What follows is a set of records; restate each one word for word and drop the pictures.

_AVAILABLE DATA_:
________________________

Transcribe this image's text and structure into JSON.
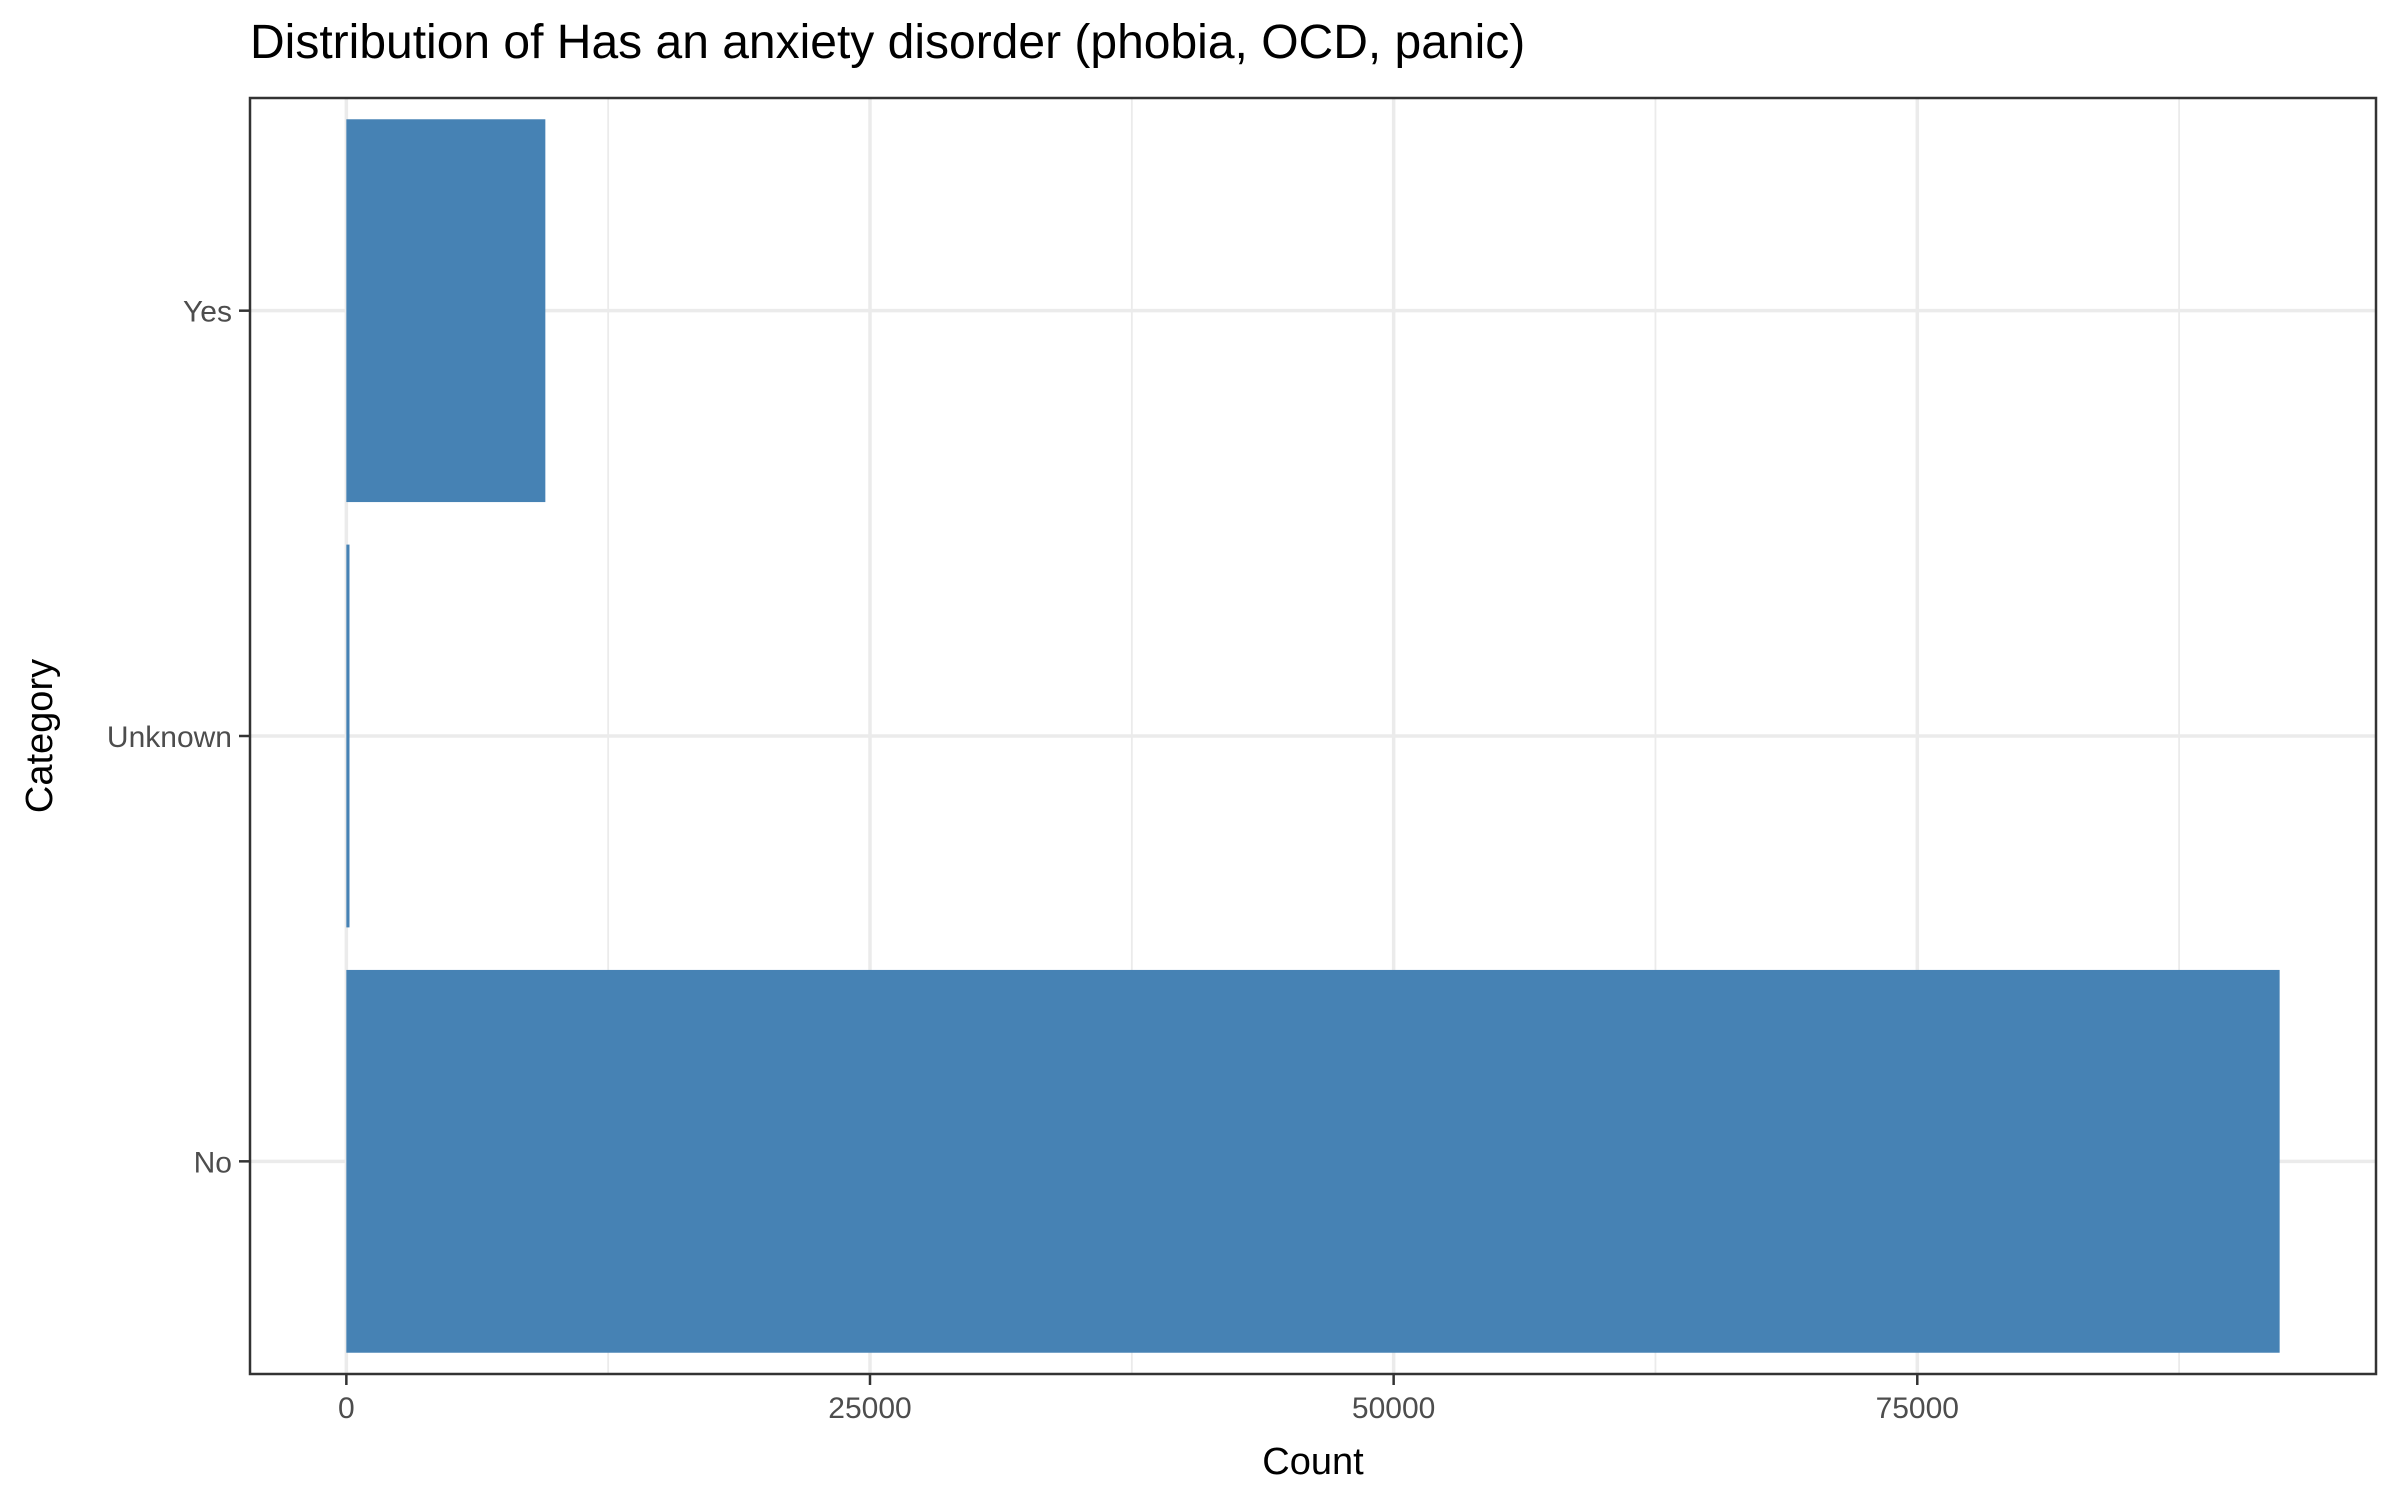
{
  "chart_data": {
    "type": "bar",
    "orientation": "horizontal",
    "title": "Distribution of Has an anxiety disorder (phobia, OCD, panic)",
    "xlabel": "Count",
    "ylabel": "Category",
    "categories": [
      "No",
      "Unknown",
      "Yes"
    ],
    "values": [
      92300,
      150,
      9500
    ],
    "xlim": [
      -4600,
      96900
    ],
    "x_ticks": [
      0,
      25000,
      50000,
      75000
    ],
    "x_tick_labels": [
      "0",
      "25000",
      "50000",
      "75000"
    ],
    "grid": true,
    "bar_color": "#4682b4",
    "legend": "none"
  }
}
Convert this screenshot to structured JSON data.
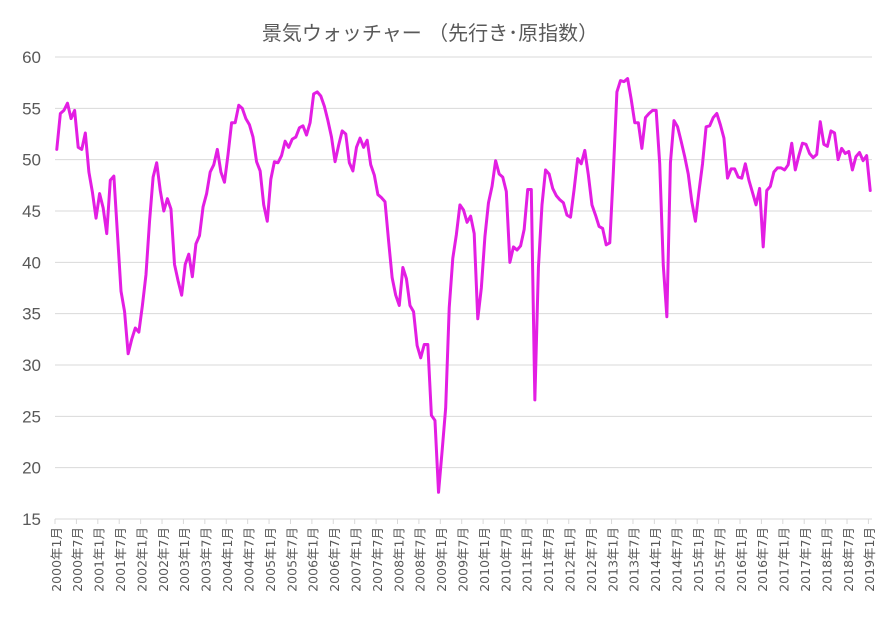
{
  "chart_data": {
    "type": "line",
    "title": "景気ウォッチャー （先行き･原指数）",
    "xlabel": "",
    "ylabel": "",
    "ylim": [
      15,
      60
    ],
    "yticks": [
      15,
      20,
      25,
      30,
      35,
      40,
      45,
      50,
      55,
      60
    ],
    "grid": true,
    "legend": "none",
    "line_color": "#e31ee3",
    "x_tick_labels": [
      "2000年1月",
      "2000年7月",
      "2001年1月",
      "2001年7月",
      "2002年1月",
      "2002年7月",
      "2003年1月",
      "2003年7月",
      "2004年1月",
      "2004年7月",
      "2005年1月",
      "2005年7月",
      "2006年1月",
      "2006年7月",
      "2007年1月",
      "2007年7月",
      "2008年1月",
      "2008年7月",
      "2009年1月",
      "2009年7月",
      "2010年1月",
      "2010年7月",
      "2011年1月",
      "2011年7月",
      "2012年1月",
      "2012年7月",
      "2013年1月",
      "2013年7月",
      "2014年1月",
      "2014年7月",
      "2015年1月",
      "2015年7月",
      "2016年1月",
      "2016年7月",
      "2017年1月",
      "2017年7月",
      "2018年1月",
      "2018年7月",
      "2019年1月"
    ],
    "x_start": "2000-01",
    "series": [
      {
        "name": "",
        "values": [
          51.0,
          54.5,
          54.8,
          55.5,
          54.0,
          54.8,
          51.2,
          51.0,
          52.6,
          48.8,
          46.8,
          44.3,
          46.7,
          45.3,
          42.8,
          48.0,
          48.4,
          42.8,
          37.2,
          35.2,
          31.1,
          32.5,
          33.6,
          33.2,
          35.8,
          38.8,
          44.0,
          48.3,
          49.7,
          47.0,
          45.0,
          46.2,
          45.2,
          39.8,
          38.2,
          36.8,
          39.8,
          40.8,
          38.6,
          41.8,
          42.6,
          45.4,
          46.7,
          48.8,
          49.5,
          51.0,
          48.8,
          47.8,
          50.5,
          53.6,
          53.6,
          55.3,
          55.0,
          54.0,
          53.4,
          52.2,
          49.8,
          48.9,
          45.6,
          44.0,
          48.1,
          49.8,
          49.7,
          50.4,
          51.8,
          51.2,
          52.0,
          52.2,
          53.1,
          53.3,
          52.4,
          53.6,
          56.4,
          56.6,
          56.2,
          55.2,
          53.8,
          52.2,
          49.8,
          51.4,
          52.8,
          52.5,
          49.7,
          48.9,
          51.2,
          52.1,
          51.2,
          51.9,
          49.5,
          48.5,
          46.6,
          46.3,
          45.9,
          42.1,
          38.5,
          36.8,
          35.8,
          39.5,
          38.4,
          35.8,
          35.2,
          31.9,
          30.7,
          32.0,
          32.0,
          25.1,
          24.6,
          17.6,
          21.6,
          25.8,
          35.6,
          40.4,
          42.7,
          45.6,
          45.1,
          43.9,
          44.5,
          42.8,
          34.5,
          37.5,
          42.5,
          45.8,
          47.4,
          49.9,
          48.6,
          48.3,
          46.9,
          40.0,
          41.5,
          41.2,
          41.6,
          43.2,
          47.1,
          47.1,
          26.6,
          39.5,
          45.6,
          49.0,
          48.6,
          47.2,
          46.5,
          46.1,
          45.8,
          44.6,
          44.4,
          47.1,
          50.1,
          49.6,
          50.9,
          48.5,
          45.6,
          44.6,
          43.5,
          43.3,
          41.7,
          41.9,
          48.8,
          56.6,
          57.7,
          57.6,
          57.9,
          55.9,
          53.6,
          53.6,
          51.1,
          54.1,
          54.5,
          54.8,
          54.8,
          49.6,
          39.7,
          34.7,
          49.7,
          53.8,
          53.2,
          51.8,
          50.3,
          48.6,
          45.9,
          44.0,
          46.9,
          49.6,
          53.2,
          53.3,
          54.1,
          54.5,
          53.4,
          52.1,
          48.2,
          49.1,
          49.1,
          48.3,
          48.2,
          49.6,
          48.0,
          46.8,
          45.6,
          47.2,
          41.5,
          47.0,
          47.4,
          48.8,
          49.2,
          49.2,
          49.0,
          49.5,
          51.6,
          49.0,
          50.4,
          51.6,
          51.5,
          50.6,
          50.2,
          50.5,
          53.7,
          51.5,
          51.3,
          52.8,
          52.6,
          50.0,
          51.1,
          50.6,
          50.8,
          49.0,
          50.3,
          50.7,
          49.9,
          50.4,
          47.0
        ]
      }
    ]
  }
}
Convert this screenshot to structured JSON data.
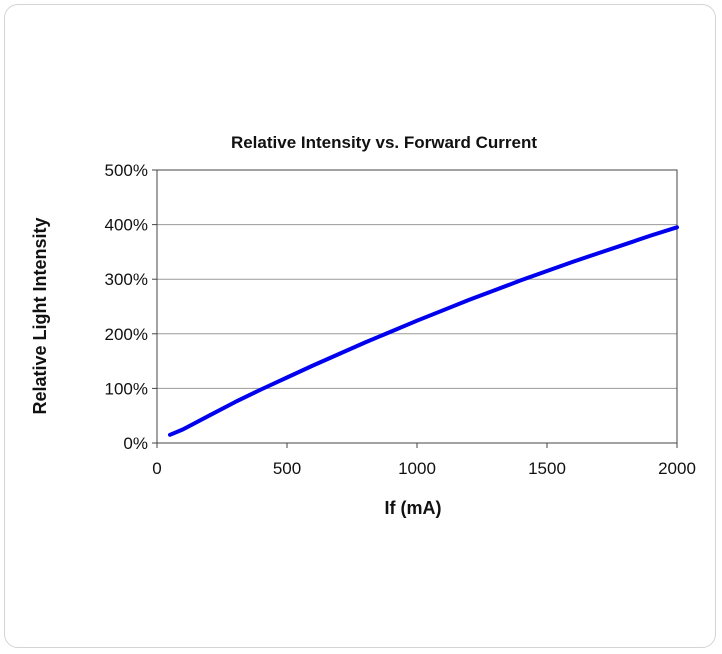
{
  "chart_data": {
    "type": "line",
    "title": "Relative Intensity vs. Forward Current",
    "xlabel": "If (mA)",
    "ylabel": "Relative Light Intensity",
    "xlim": [
      0,
      2000
    ],
    "ylim": [
      0,
      5
    ],
    "x_ticks": [
      "0",
      "500",
      "1000",
      "1500",
      "2000"
    ],
    "y_ticks": [
      "0%",
      "100%",
      "200%",
      "300%",
      "400%",
      "500%"
    ],
    "grid": "horizontal",
    "series": [
      {
        "color": "#0000ee",
        "x": [
          50,
          100,
          200,
          300,
          400,
          500,
          600,
          700,
          800,
          900,
          1000,
          1100,
          1200,
          1300,
          1400,
          1500,
          1600,
          1700,
          1800,
          1900,
          2000
        ],
        "y": [
          0.15,
          0.25,
          0.5,
          0.75,
          0.98,
          1.2,
          1.42,
          1.63,
          1.84,
          2.04,
          2.24,
          2.43,
          2.62,
          2.8,
          2.98,
          3.15,
          3.32,
          3.48,
          3.64,
          3.8,
          3.95
        ]
      }
    ]
  }
}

________________________

_RESPONSE_:
Transcribe this image's text and structure into JSON.
{
  "chart_data": {
    "type": "bar",
    "orientation": "horizontal",
    "title": "Distribution of Has an anxiety disorder (phobia, OCD, panic)",
    "xlabel": "Count",
    "ylabel": "Category",
    "categories": [
      "No",
      "Unknown",
      "Yes"
    ],
    "values": [
      92300,
      150,
      9500
    ],
    "xlim": [
      -4600,
      96900
    ],
    "x_ticks": [
      0,
      25000,
      50000,
      75000
    ],
    "x_tick_labels": [
      "0",
      "25000",
      "50000",
      "75000"
    ],
    "grid": true,
    "bar_color": "#4682b4",
    "legend": "none"
  }
}
Convert this screenshot to structured JSON data.
{
  "chart_data": {
    "type": "line",
    "title": "景気ウォッチャー （先行き･原指数）",
    "xlabel": "",
    "ylabel": "",
    "ylim": [
      15,
      60
    ],
    "yticks": [
      15,
      20,
      25,
      30,
      35,
      40,
      45,
      50,
      55,
      60
    ],
    "grid": true,
    "legend": "none",
    "line_color": "#e31ee3",
    "x_tick_labels": [
      "2000年1月",
      "2000年7月",
      "2001年1月",
      "2001年7月",
      "2002年1月",
      "2002年7月",
      "2003年1月",
      "2003年7月",
      "2004年1月",
      "2004年7月",
      "2005年1月",
      "2005年7月",
      "2006年1月",
      "2006年7月",
      "2007年1月",
      "2007年7月",
      "2008年1月",
      "2008年7月",
      "2009年1月",
      "2009年7月",
      "2010年1月",
      "2010年7月",
      "2011年1月",
      "2011年7月",
      "2012年1月",
      "2012年7月",
      "2013年1月",
      "2013年7月",
      "2014年1月",
      "2014年7月",
      "2015年1月",
      "2015年7月",
      "2016年1月",
      "2016年7月",
      "2017年1月",
      "2017年7月",
      "2018年1月",
      "2018年7月",
      "2019年1月"
    ],
    "x_start": "2000-01",
    "series": [
      {
        "name": "",
        "values": [
          51.0,
          54.5,
          54.8,
          55.5,
          54.0,
          54.8,
          51.2,
          51.0,
          52.6,
          48.8,
          46.8,
          44.3,
          46.7,
          45.3,
          42.8,
          48.0,
          48.4,
          42.8,
          37.2,
          35.2,
          31.1,
          32.5,
          33.6,
          33.2,
          35.8,
          38.8,
          44.0,
          48.3,
          49.7,
          47.0,
          45.0,
          46.2,
          45.2,
          39.8,
          38.2,
          36.8,
          39.8,
          40.8,
          38.6,
          41.8,
          42.6,
          45.4,
          46.7,
          48.8,
          49.5,
          51.0,
          48.8,
          47.8,
          50.5,
          53.6,
          53.6,
          55.3,
          55.0,
          54.0,
          53.4,
          52.2,
          49.8,
          48.9,
          45.6,
          44.0,
          48.1,
          49.8,
          49.7,
          50.4,
          51.8,
          51.2,
          52.0,
          52.2,
          53.1,
          53.3,
          52.4,
          53.6,
          56.4,
          56.6,
          56.2,
          55.2,
          53.8,
          52.2,
          49.8,
          51.4,
          52.8,
          52.5,
          49.7,
          48.9,
          51.2,
          52.1,
          51.2,
          51.9,
          49.5,
          48.5,
          46.6,
          46.3,
          45.9,
          42.1,
          38.5,
          36.8,
          35.8,
          39.5,
          38.4,
          35.8,
          35.2,
          31.9,
          30.7,
          32.0,
          32.0,
          25.1,
          24.6,
          17.6,
          21.6,
          25.8,
          35.6,
          40.4,
          42.7,
          45.6,
          45.1,
          43.9,
          44.5,
          42.8,
          34.5,
          37.5,
          42.5,
          45.8,
          47.4,
          49.9,
          48.6,
          48.3,
          46.9,
          40.0,
          41.5,
          41.2,
          41.6,
          43.2,
          47.1,
          47.1,
          26.6,
          39.5,
          45.6,
          49.0,
          48.6,
          47.2,
          46.5,
          46.1,
          45.8,
          44.6,
          44.4,
          47.1,
          50.1,
          49.6,
          50.9,
          48.5,
          45.6,
          44.6,
          43.5,
          43.3,
          41.7,
          41.9,
          48.8,
          56.6,
          57.7,
          57.6,
          57.9,
          55.9,
          53.6,
          53.6,
          51.1,
          54.1,
          54.5,
          54.8,
          54.8,
          49.6,
          39.7,
          34.7,
          49.7,
          53.8,
          53.2,
          51.8,
          50.3,
          48.6,
          45.9,
          44.0,
          46.9,
          49.6,
          53.2,
          53.3,
          54.1,
          54.5,
          53.4,
          52.1,
          48.2,
          49.1,
          49.1,
          48.3,
          48.2,
          49.6,
          48.0,
          46.8,
          45.6,
          47.2,
          41.5,
          47.0,
          47.4,
          48.8,
          49.2,
          49.2,
          49.0,
          49.5,
          51.6,
          49.0,
          50.4,
          51.6,
          51.5,
          50.6,
          50.2,
          50.5,
          53.7,
          51.5,
          51.3,
          52.8,
          52.6,
          50.0,
          51.1,
          50.6,
          50.8,
          49.0,
          50.3,
          50.7,
          49.9,
          50.4,
          47.0
        ]
      }
    ]
  }
}
Convert this screenshot to structured JSON data.
{
  "chart_data": {
    "type": "line",
    "title": "Relative Intensity vs. Forward Current",
    "xlabel": "If (mA)",
    "ylabel": "Relative Light Intensity",
    "xlim": [
      0,
      2000
    ],
    "ylim": [
      0,
      5
    ],
    "x_ticks": [
      "0",
      "500",
      "1000",
      "1500",
      "2000"
    ],
    "y_ticks": [
      "0%",
      "100%",
      "200%",
      "300%",
      "400%",
      "500%"
    ],
    "grid": "horizontal",
    "series": [
      {
        "color": "#0000ee",
        "x": [
          50,
          100,
          200,
          300,
          400,
          500,
          600,
          700,
          800,
          900,
          1000,
          1100,
          1200,
          1300,
          1400,
          1500,
          1600,
          1700,
          1800,
          1900,
          2000
        ],
        "y": [
          0.15,
          0.25,
          0.5,
          0.75,
          0.98,
          1.2,
          1.42,
          1.63,
          1.84,
          2.04,
          2.24,
          2.43,
          2.62,
          2.8,
          2.98,
          3.15,
          3.32,
          3.48,
          3.64,
          3.8,
          3.95
        ]
      }
    ]
  }
}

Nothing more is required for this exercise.